What to produce ::
Copy out all lines carrying the word "ginza".
[Raw records start]
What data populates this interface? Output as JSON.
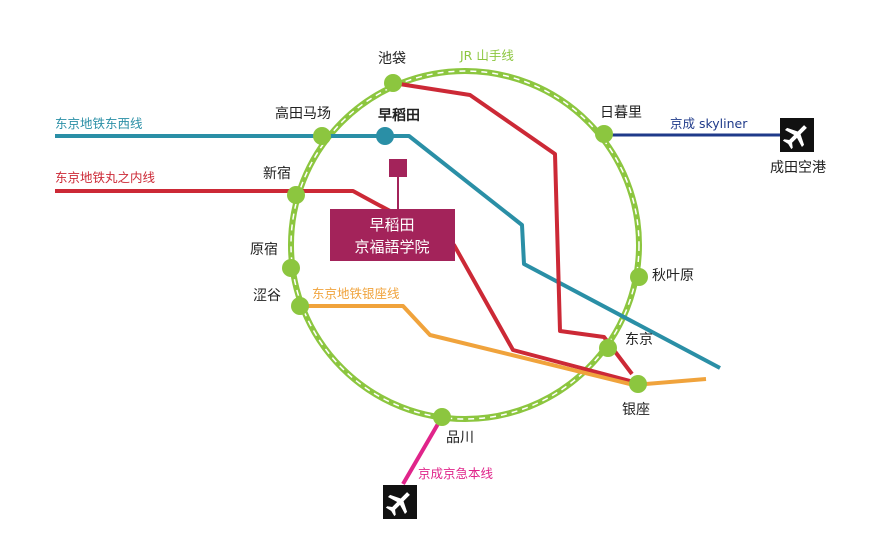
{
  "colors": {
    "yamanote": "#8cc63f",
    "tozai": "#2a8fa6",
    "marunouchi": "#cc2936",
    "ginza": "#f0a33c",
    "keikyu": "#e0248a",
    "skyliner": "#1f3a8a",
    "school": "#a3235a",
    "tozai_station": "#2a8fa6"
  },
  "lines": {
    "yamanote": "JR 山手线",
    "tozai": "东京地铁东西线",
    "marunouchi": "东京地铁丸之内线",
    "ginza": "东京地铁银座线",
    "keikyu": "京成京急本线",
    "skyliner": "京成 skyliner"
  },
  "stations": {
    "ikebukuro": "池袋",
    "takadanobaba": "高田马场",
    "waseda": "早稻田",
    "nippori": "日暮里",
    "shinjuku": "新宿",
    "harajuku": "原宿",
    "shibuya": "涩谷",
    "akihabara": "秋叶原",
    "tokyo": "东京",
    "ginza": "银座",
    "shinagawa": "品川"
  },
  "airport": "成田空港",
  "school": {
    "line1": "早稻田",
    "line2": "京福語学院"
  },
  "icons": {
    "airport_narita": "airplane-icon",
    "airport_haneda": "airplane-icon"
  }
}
[Raw records end]
Problem solution ::
    "ginza": "#f0a33c",
    "ginza": "东京地铁银座线",
    "ginza": "银座",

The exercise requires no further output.